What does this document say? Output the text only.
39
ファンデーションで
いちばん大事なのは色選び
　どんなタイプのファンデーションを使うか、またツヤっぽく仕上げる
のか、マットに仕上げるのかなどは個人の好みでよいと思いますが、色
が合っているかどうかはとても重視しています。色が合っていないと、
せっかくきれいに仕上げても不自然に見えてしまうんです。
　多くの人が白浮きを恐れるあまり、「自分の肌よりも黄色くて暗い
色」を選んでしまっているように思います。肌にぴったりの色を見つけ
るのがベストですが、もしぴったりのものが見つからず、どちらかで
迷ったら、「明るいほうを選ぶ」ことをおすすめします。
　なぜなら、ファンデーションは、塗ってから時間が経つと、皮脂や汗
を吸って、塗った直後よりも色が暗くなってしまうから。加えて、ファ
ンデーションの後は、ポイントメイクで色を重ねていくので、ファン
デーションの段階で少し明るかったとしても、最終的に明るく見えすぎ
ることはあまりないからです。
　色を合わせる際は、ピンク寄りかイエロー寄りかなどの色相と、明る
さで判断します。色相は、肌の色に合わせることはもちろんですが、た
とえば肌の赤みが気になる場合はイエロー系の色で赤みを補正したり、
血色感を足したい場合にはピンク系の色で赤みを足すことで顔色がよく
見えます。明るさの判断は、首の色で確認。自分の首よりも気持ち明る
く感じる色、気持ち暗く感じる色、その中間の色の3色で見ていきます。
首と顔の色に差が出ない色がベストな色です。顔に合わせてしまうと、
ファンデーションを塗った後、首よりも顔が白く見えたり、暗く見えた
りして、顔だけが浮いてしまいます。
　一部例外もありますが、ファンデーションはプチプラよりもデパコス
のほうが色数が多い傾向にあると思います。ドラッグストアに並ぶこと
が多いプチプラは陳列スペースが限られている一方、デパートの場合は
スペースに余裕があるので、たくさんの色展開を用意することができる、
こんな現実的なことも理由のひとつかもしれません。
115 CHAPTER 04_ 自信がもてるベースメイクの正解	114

The exercise
Retype the entries one by one, exactly.

The reply
What does this document say? Output the text only.
39
ファンデーションで
いちばん大事なのは色選び
　どんなタイプのファンデーションを使うか、またツヤっぽく仕上げる
のか、マットに仕上げるのかなどは個人の好みでよいと思いますが、色
が合っているかどうかはとても重視しています。色が合っていないと、
せっかくきれいに仕上げても不自然に見えてしまうんです。
　多くの人が白浮きを恐れるあまり、「自分の肌よりも黄色くて暗い
色」を選んでしまっているように思います。肌にぴったりの色を見つけ
るのがベストですが、もしぴったりのものが見つからず、どちらかで
迷ったら、「明るいほうを選ぶ」ことをおすすめします。
　なぜなら、ファンデーションは、塗ってから時間が経つと、皮脂や汗
を吸って、塗った直後よりも色が暗くなってしまうから。加えて、ファ
ンデーションの後は、ポイントメイクで色を重ねていくので、ファン
デーションの段階で少し明るかったとしても、最終的に明るく見えすぎ
ることはあまりないからです。
　色を合わせる際は、ピンク寄りかイエロー寄りかなどの色相と、明る
さで判断します。色相は、肌の色に合わせることはもちろんですが、た
とえば肌の赤みが気になる場合はイエロー系の色で赤みを補正したり、
血色感を足したい場合にはピンク系の色で赤みを足すことで顔色がよく
見えます。明るさの判断は、首の色で確認。自分の首よりも気持ち明る
く感じる色、気持ち暗く感じる色、その中間の色の3色で見ていきます。
首と顔の色に差が出ない色がベストな色です。顔に合わせてしまうと、
ファンデーションを塗った後、首よりも顔が白く見えたり、暗く見えた
りして、顔だけが浮いてしまいます。
　一部例外もありますが、ファンデーションはプチプラよりもデパコス
のほうが色数が多い傾向にあると思います。ドラッグストアに並ぶこと
が多いプチプラは陳列スペースが限られている一方、デパートの場合は
スペースに余裕があるので、たくさんの色展開を用意することができる、
こんな現実的なことも理由のひとつかもしれません。
115 CHAPTER 04_ 自信がもてるベースメイクの正解	114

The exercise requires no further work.